§ **Data rows**:
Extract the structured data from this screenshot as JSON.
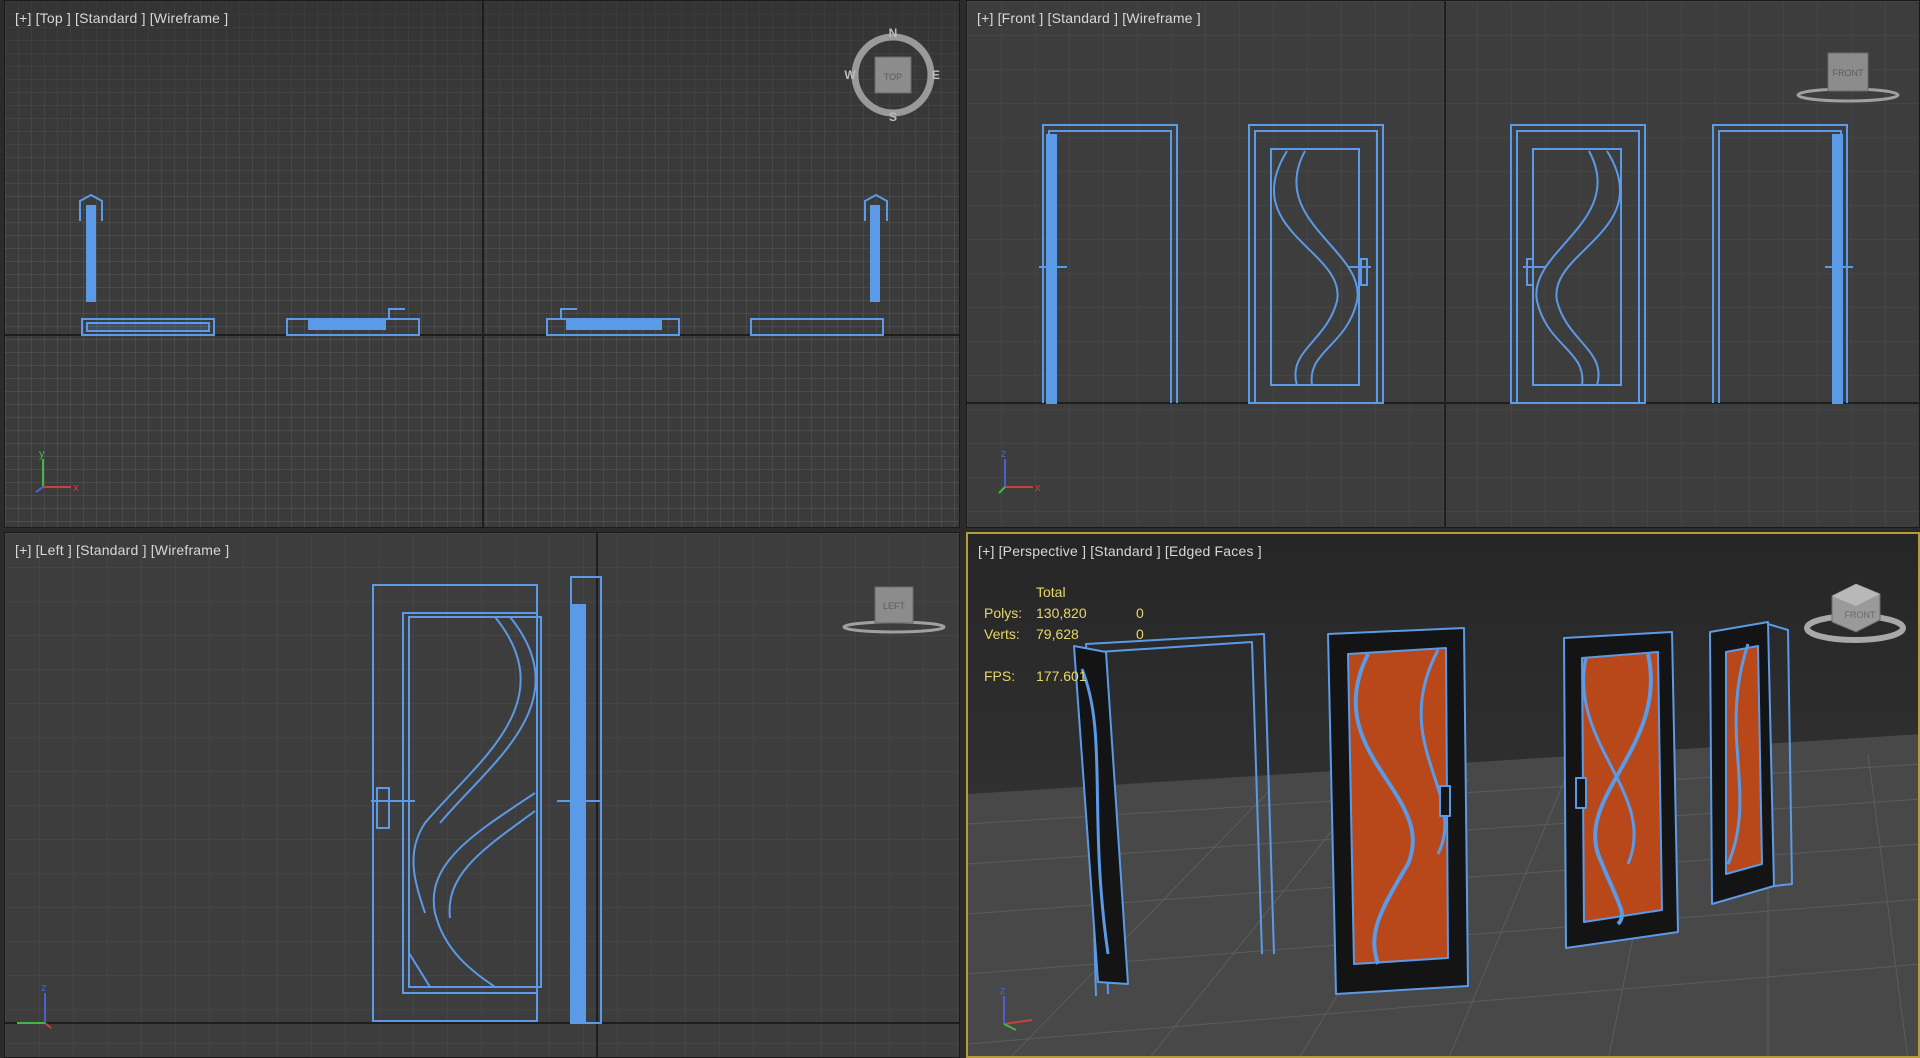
{
  "viewports": {
    "top": {
      "labels": [
        "[+]",
        "[Top ]",
        "[Standard ]",
        "[Wireframe ]"
      ],
      "viewcube": {
        "face": "TOP",
        "compass": {
          "n": "N",
          "s": "S",
          "e": "E",
          "w": "W"
        }
      }
    },
    "front": {
      "labels": [
        "[+]",
        "[Front ]",
        "[Standard ]",
        "[Wireframe ]"
      ],
      "viewcube": {
        "face": "FRONT"
      }
    },
    "left": {
      "labels": [
        "[+]",
        "[Left ]",
        "[Standard ]",
        "[Wireframe ]"
      ],
      "viewcube": {
        "face": "LEFT"
      }
    },
    "perspective": {
      "labels": [
        "[+]",
        "[Perspective ]",
        "[Standard ]",
        "[Edged Faces ]"
      ],
      "viewcube": {
        "face": "FRONT"
      },
      "stats": {
        "header": "Total",
        "polys_label": "Polys:",
        "polys_value": "130,820",
        "polys_sel": "0",
        "verts_label": "Verts:",
        "verts_value": "79,628",
        "verts_sel": "0",
        "fps_label": "FPS:",
        "fps_value": "177.601"
      }
    }
  },
  "axis_labels": {
    "x": "x",
    "y": "y",
    "z": "z"
  },
  "colors": {
    "wire": "#5b9ae6",
    "grid_light": "#555555",
    "grid_major": "#1e1e1e",
    "active_border": "#b59b3a",
    "stats_text": "#e8d66a",
    "door_panel": "#b8471a"
  }
}
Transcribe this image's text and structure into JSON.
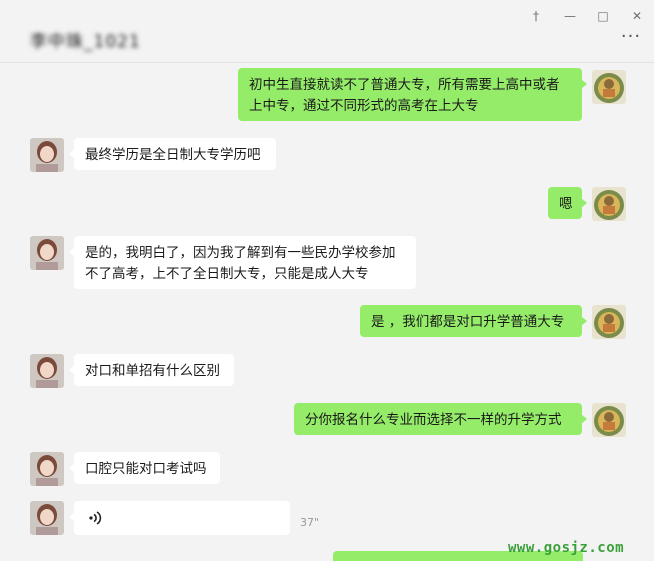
{
  "window": {
    "title": "李中珠_1021",
    "controls": {
      "pin": "†",
      "minimize": "—",
      "maximize": "□",
      "close": "✕"
    },
    "more_label": "···"
  },
  "messages": [
    {
      "from": "me",
      "lines": [
        "初中生直接就读不了普通大专，所有需要上高中或者",
        "上中专，通过不同形式的高考在上大专"
      ]
    },
    {
      "from": "other",
      "lines": [
        "最终学历是全日制大专学历吧"
      ]
    },
    {
      "from": "me",
      "lines": [
        "嗯"
      ]
    },
    {
      "from": "other",
      "lines": [
        "是的，我明白了，因为我了解到有一些民办学校参加",
        "不了高考，上不了全日制大专，只能是成人大专"
      ]
    },
    {
      "from": "me",
      "lines": [
        "是 ，我们都是对口升学普通大专"
      ]
    },
    {
      "from": "other",
      "lines": [
        "对口和单招有什么区别"
      ]
    },
    {
      "from": "me",
      "lines": [
        "分你报名什么专业而选择不一样的升学方式"
      ]
    },
    {
      "from": "other",
      "lines": [
        "口腔只能对口考试吗"
      ]
    },
    {
      "from": "other",
      "type": "voice",
      "icon": "voice-wave-icon",
      "duration": "37\""
    }
  ],
  "watermark": "www.gosjz.com",
  "colors": {
    "my_bubble": "#95ec69",
    "other_bubble": "#ffffff",
    "background": "#f3f3f3"
  }
}
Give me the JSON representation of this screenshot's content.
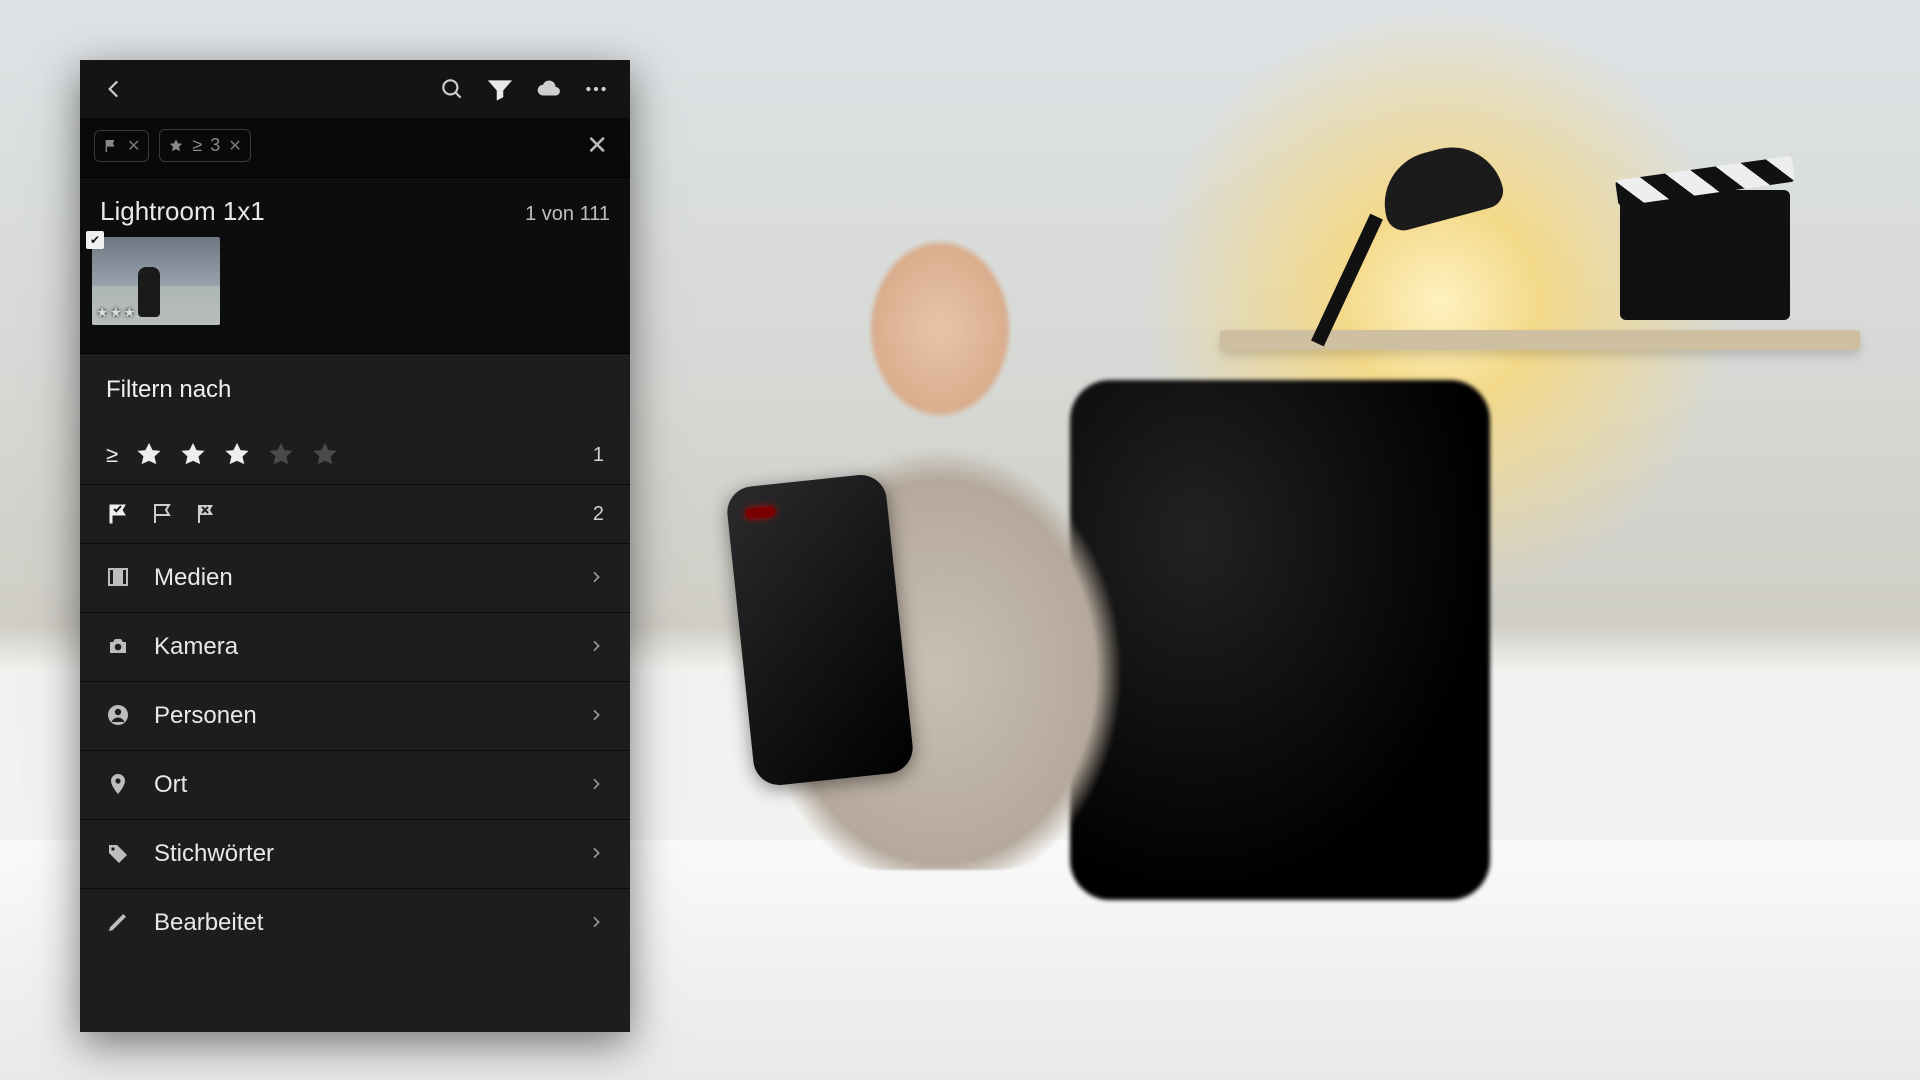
{
  "background": {
    "description": "Young man seated at a white desk in a home office, holding a black smartphone with both hands and looking at its screen. A bright desk lamp, wooden shelf, film clapperboard and plant are visible behind him to the right; a black mesh office chair is behind him.",
    "accent_light": "#fde9a8"
  },
  "app": {
    "name": "Adobe Lightroom Mobile",
    "topbar": {
      "back_icon": "chevron-left",
      "icons": [
        "search",
        "filter",
        "cloud",
        "more"
      ]
    },
    "active_filters": [
      {
        "kind": "flag-picked"
      },
      {
        "kind": "rating",
        "operator": "≥",
        "value": 3
      }
    ],
    "album": {
      "title": "Lightroom 1x1",
      "count_text": "1 von 111",
      "thumbnail": {
        "picked": true,
        "rating": 3
      }
    },
    "filter_sheet": {
      "title": "Filtern nach",
      "rating": {
        "operator": "≥",
        "stars_filled": 3,
        "stars_total": 5,
        "match_count": 1
      },
      "flags": {
        "states": [
          "picked",
          "unflagged",
          "rejected"
        ],
        "match_count": 2
      },
      "categories": [
        {
          "icon": "film",
          "label": "Medien"
        },
        {
          "icon": "camera",
          "label": "Kamera"
        },
        {
          "icon": "person",
          "label": "Personen"
        },
        {
          "icon": "pin",
          "label": "Ort"
        },
        {
          "icon": "tag",
          "label": "Stichwörter"
        },
        {
          "icon": "pencil",
          "label": "Bearbeitet"
        }
      ]
    }
  },
  "colors": {
    "panel_bg": "#141414",
    "sheet_bg": "#1d1d1d",
    "text": "#e6e6e6",
    "muted": "#8a8a8a"
  }
}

§ **Set task**: From the records above, work out how many lines contain the string "this". Give only the number.

§ **Exercise answer**: 3